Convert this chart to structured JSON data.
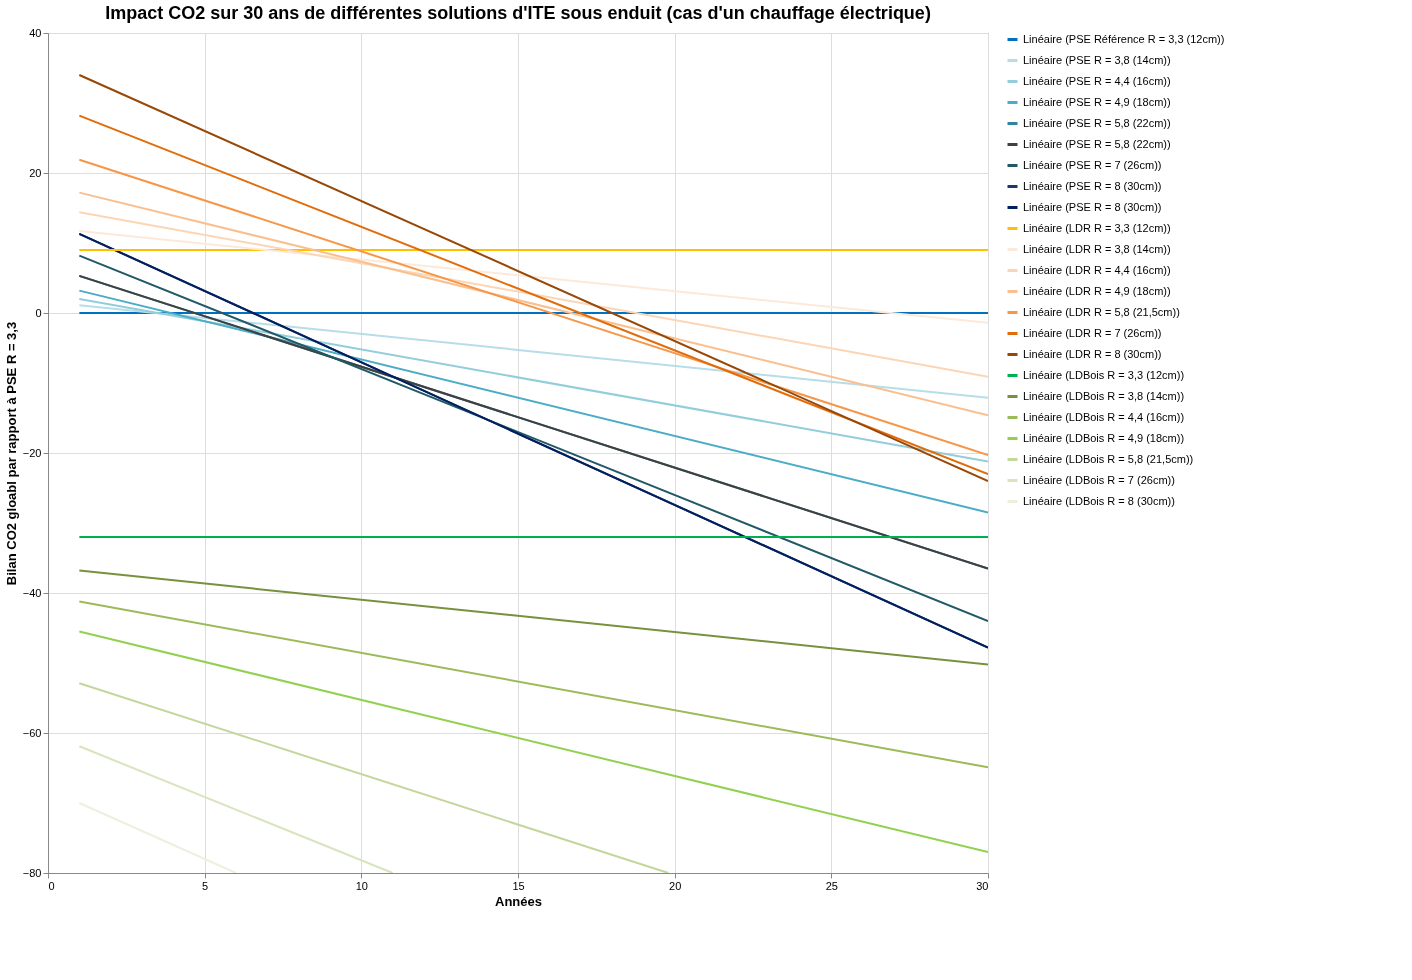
{
  "chart_data": {
    "type": "line",
    "title": "Impact CO2 sur 30 ans de différentes solutions d'ITE sous enduit (cas d'un chauffage électrique)",
    "xlabel": "Années",
    "ylabel": "Bilan CO2 gloabl par rapport à PSE R = 3,3",
    "xlim": [
      0,
      30
    ],
    "xticks": [
      0,
      5,
      10,
      15,
      20,
      25,
      30
    ],
    "ylim": [
      -80,
      40
    ],
    "yticks": [
      -80,
      -60,
      -40,
      -20,
      0,
      20,
      40
    ],
    "grid": true,
    "legend": "right",
    "marker": "none",
    "line_style": "solid",
    "series": [
      {
        "name": "Linéaire (PSE Référence R = 3,3 (12cm))",
        "color": "#0070c0",
        "x": [
          1,
          30
        ],
        "values": [
          0,
          0
        ]
      },
      {
        "name": "Linéaire (PSE R = 3,8 (14cm))",
        "color": "#b7dde8",
        "x": [
          1,
          30
        ],
        "values": [
          1.1,
          -12.1
        ]
      },
      {
        "name": "Linéaire (PSE R = 4,4 (16cm))",
        "color": "#92cddc",
        "x": [
          1,
          30
        ],
        "values": [
          2.0,
          -21.2
        ]
      },
      {
        "name": "Linéaire (PSE R = 4,9 (18cm))",
        "color": "#4bacc6",
        "x": [
          1,
          30
        ],
        "values": [
          3.2,
          -28.5
        ]
      },
      {
        "name": "Linéaire (PSE R = 5,8 (22cm))",
        "color": "#31859c",
        "x": [
          1,
          30
        ],
        "values": [
          5.3,
          -36.5
        ]
      },
      {
        "name": "Linéaire (PSE R = 5,8 (22cm))",
        "color": "#404040",
        "x": [
          1,
          30
        ],
        "values": [
          5.3,
          -36.5
        ]
      },
      {
        "name": "Linéaire (PSE R = 7 (26cm))",
        "color": "#215967",
        "x": [
          1,
          30
        ],
        "values": [
          8.2,
          -44
        ]
      },
      {
        "name": "Linéaire (PSE R = 8 (30cm))",
        "color": "#1f3864",
        "x": [
          1,
          30
        ],
        "values": [
          11.3,
          -47.8
        ]
      },
      {
        "name": "Linéaire (PSE R = 8 (30cm))",
        "color": "#002060",
        "x": [
          1,
          30
        ],
        "values": [
          11.3,
          -47.8
        ]
      },
      {
        "name": "Linéaire (LDR R = 3,3 (12cm))",
        "color": "#ffc000",
        "x": [
          1,
          30
        ],
        "values": [
          9,
          9
        ]
      },
      {
        "name": "Linéaire (LDR R = 3,8 (14cm))",
        "color": "#fde9d9",
        "x": [
          1,
          30
        ],
        "values": [
          11.7,
          -1.4
        ]
      },
      {
        "name": "Linéaire (LDR R = 4,4 (16cm))",
        "color": "#fcd5b4",
        "x": [
          1,
          30
        ],
        "values": [
          14.4,
          -9.1
        ]
      },
      {
        "name": "Linéaire (LDR R = 4,9 (18cm))",
        "color": "#fabf8f",
        "x": [
          1,
          30
        ],
        "values": [
          17.2,
          -14.6
        ]
      },
      {
        "name": "Linéaire (LDR R = 5,8 (21,5cm))",
        "color": "#f79646",
        "x": [
          1,
          30
        ],
        "values": [
          21.9,
          -20.3
        ]
      },
      {
        "name": "Linéaire (LDR R = 7 (26cm))",
        "color": "#e26b0a",
        "x": [
          1,
          30
        ],
        "values": [
          28.2,
          -23
        ]
      },
      {
        "name": "Linéaire (LDR R = 8 (30cm))",
        "color": "#974706",
        "x": [
          1,
          30
        ],
        "values": [
          34,
          -24
        ]
      },
      {
        "name": "Linéaire (LDBois R = 3,3 (12cm))",
        "color": "#00b050",
        "x": [
          1,
          30
        ],
        "values": [
          -32,
          -32
        ]
      },
      {
        "name": "Linéaire (LDBois R = 3,8 (14cm))",
        "color": "#76923c",
        "x": [
          1,
          30
        ],
        "values": [
          -36.8,
          -50.2
        ]
      },
      {
        "name": "Linéaire (LDBois R = 4,4 (16cm))",
        "color": "#9bbb59",
        "x": [
          1,
          30
        ],
        "values": [
          -41.2,
          -64.9
        ]
      },
      {
        "name": "Linéaire (LDBois R = 4,9 (18cm))",
        "color": "#92d050",
        "x": [
          1,
          30
        ],
        "values": [
          -45.5,
          -77
        ]
      },
      {
        "name": "Linéaire (LDBois R = 5,8 (21,5cm))",
        "color": "#c3d69b",
        "x": [
          1,
          19.8
        ],
        "values": [
          -52.9,
          -80
        ]
      },
      {
        "name": "Linéaire (LDBois R = 7 (26cm))",
        "color": "#d7e4bc",
        "x": [
          1,
          11
        ],
        "values": [
          -61.9,
          -80
        ]
      },
      {
        "name": "Linéaire (LDBois R = 8 (30cm))",
        "color": "#ebf1de",
        "x": [
          1,
          6
        ],
        "values": [
          -70,
          -80
        ]
      }
    ]
  }
}
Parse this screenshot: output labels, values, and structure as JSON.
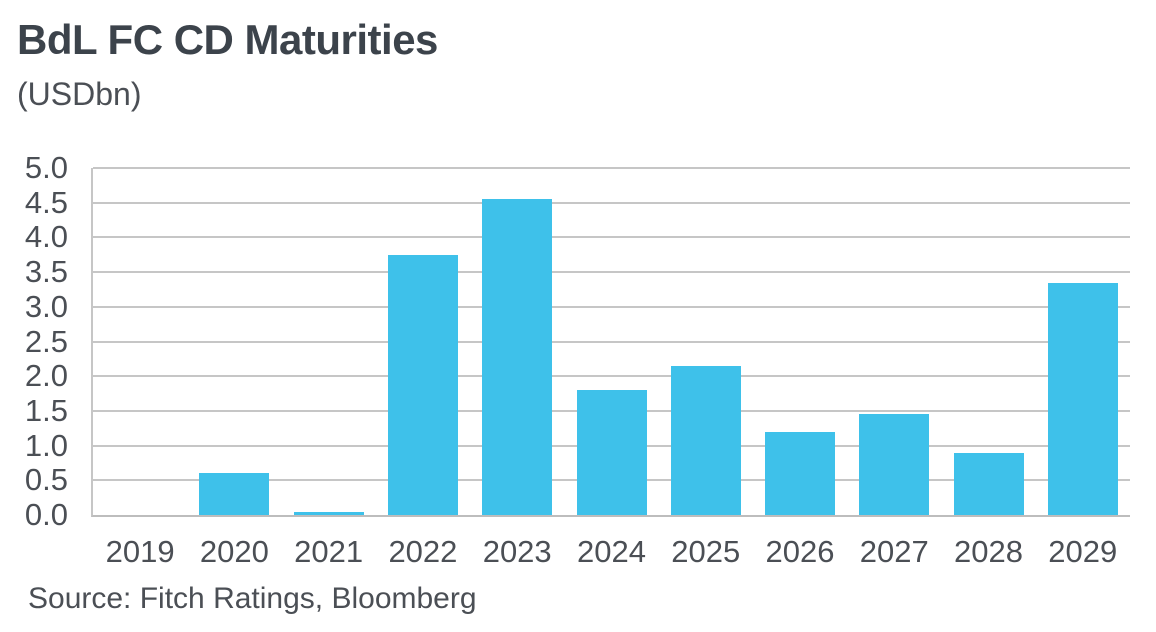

• **STATED GOAL**: Give back each entry exactly as it appears, with no pictures.

• **SOLUTION TO THIS TASK**:
Convert this chart to structured JSON data.
{
  "chart_data": {
    "type": "line",
    "title": "Impact CO2 sur 30 ans de différentes solutions d'ITE sous enduit (cas d'un chauffage électrique)",
    "xlabel": "Années",
    "ylabel": "Bilan CO2 gloabl par rapport à PSE R = 3,3",
    "xlim": [
      0,
      30
    ],
    "xticks": [
      0,
      5,
      10,
      15,
      20,
      25,
      30
    ],
    "ylim": [
      -80,
      40
    ],
    "yticks": [
      -80,
      -60,
      -40,
      -20,
      0,
      20,
      40
    ],
    "grid": true,
    "legend": "right",
    "marker": "none",
    "line_style": "solid",
    "series": [
      {
        "name": "Linéaire (PSE Référence R = 3,3 (12cm))",
        "color": "#0070c0",
        "x": [
          1,
          30
        ],
        "values": [
          0,
          0
        ]
      },
      {
        "name": "Linéaire (PSE R = 3,8 (14cm))",
        "color": "#b7dde8",
        "x": [
          1,
          30
        ],
        "values": [
          1.1,
          -12.1
        ]
      },
      {
        "name": "Linéaire (PSE R = 4,4 (16cm))",
        "color": "#92cddc",
        "x": [
          1,
          30
        ],
        "values": [
          2.0,
          -21.2
        ]
      },
      {
        "name": "Linéaire (PSE R = 4,9 (18cm))",
        "color": "#4bacc6",
        "x": [
          1,
          30
        ],
        "values": [
          3.2,
          -28.5
        ]
      },
      {
        "name": "Linéaire (PSE R = 5,8 (22cm))",
        "color": "#31859c",
        "x": [
          1,
          30
        ],
        "values": [
          5.3,
          -36.5
        ]
      },
      {
        "name": "Linéaire (PSE R = 5,8 (22cm))",
        "color": "#404040",
        "x": [
          1,
          30
        ],
        "values": [
          5.3,
          -36.5
        ]
      },
      {
        "name": "Linéaire (PSE R = 7 (26cm))",
        "color": "#215967",
        "x": [
          1,
          30
        ],
        "values": [
          8.2,
          -44
        ]
      },
      {
        "name": "Linéaire (PSE R = 8 (30cm))",
        "color": "#1f3864",
        "x": [
          1,
          30
        ],
        "values": [
          11.3,
          -47.8
        ]
      },
      {
        "name": "Linéaire (PSE R = 8 (30cm))",
        "color": "#002060",
        "x": [
          1,
          30
        ],
        "values": [
          11.3,
          -47.8
        ]
      },
      {
        "name": "Linéaire (LDR R = 3,3 (12cm))",
        "color": "#ffc000",
        "x": [
          1,
          30
        ],
        "values": [
          9,
          9
        ]
      },
      {
        "name": "Linéaire (LDR R = 3,8 (14cm))",
        "color": "#fde9d9",
        "x": [
          1,
          30
        ],
        "values": [
          11.7,
          -1.4
        ]
      },
      {
        "name": "Linéaire (LDR R = 4,4 (16cm))",
        "color": "#fcd5b4",
        "x": [
          1,
          30
        ],
        "values": [
          14.4,
          -9.1
        ]
      },
      {
        "name": "Linéaire (LDR R = 4,9 (18cm))",
        "color": "#fabf8f",
        "x": [
          1,
          30
        ],
        "values": [
          17.2,
          -14.6
        ]
      },
      {
        "name": "Linéaire (LDR R = 5,8 (21,5cm))",
        "color": "#f79646",
        "x": [
          1,
          30
        ],
        "values": [
          21.9,
          -20.3
        ]
      },
      {
        "name": "Linéaire (LDR R = 7 (26cm))",
        "color": "#e26b0a",
        "x": [
          1,
          30
        ],
        "values": [
          28.2,
          -23
        ]
      },
      {
        "name": "Linéaire (LDR R = 8 (30cm))",
        "color": "#974706",
        "x": [
          1,
          30
        ],
        "values": [
          34,
          -24
        ]
      },
      {
        "name": "Linéaire (LDBois R = 3,3 (12cm))",
        "color": "#00b050",
        "x": [
          1,
          30
        ],
        "values": [
          -32,
          -32
        ]
      },
      {
        "name": "Linéaire (LDBois R = 3,8 (14cm))",
        "color": "#76923c",
        "x": [
          1,
          30
        ],
        "values": [
          -36.8,
          -50.2
        ]
      },
      {
        "name": "Linéaire (LDBois R = 4,4 (16cm))",
        "color": "#9bbb59",
        "x": [
          1,
          30
        ],
        "values": [
          -41.2,
          -64.9
        ]
      },
      {
        "name": "Linéaire (LDBois R = 4,9 (18cm))",
        "color": "#92d050",
        "x": [
          1,
          30
        ],
        "values": [
          -45.5,
          -77
        ]
      },
      {
        "name": "Linéaire (LDBois R = 5,8 (21,5cm))",
        "color": "#c3d69b",
        "x": [
          1,
          19.8
        ],
        "values": [
          -52.9,
          -80
        ]
      },
      {
        "name": "Linéaire (LDBois R = 7 (26cm))",
        "color": "#d7e4bc",
        "x": [
          1,
          11
        ],
        "values": [
          -61.9,
          -80
        ]
      },
      {
        "name": "Linéaire (LDBois R = 8 (30cm))",
        "color": "#ebf1de",
        "x": [
          1,
          6
        ],
        "values": [
          -70,
          -80
        ]
      }
    ]
  }
}
Parse this screenshot: output labels, values, and structure as JSON.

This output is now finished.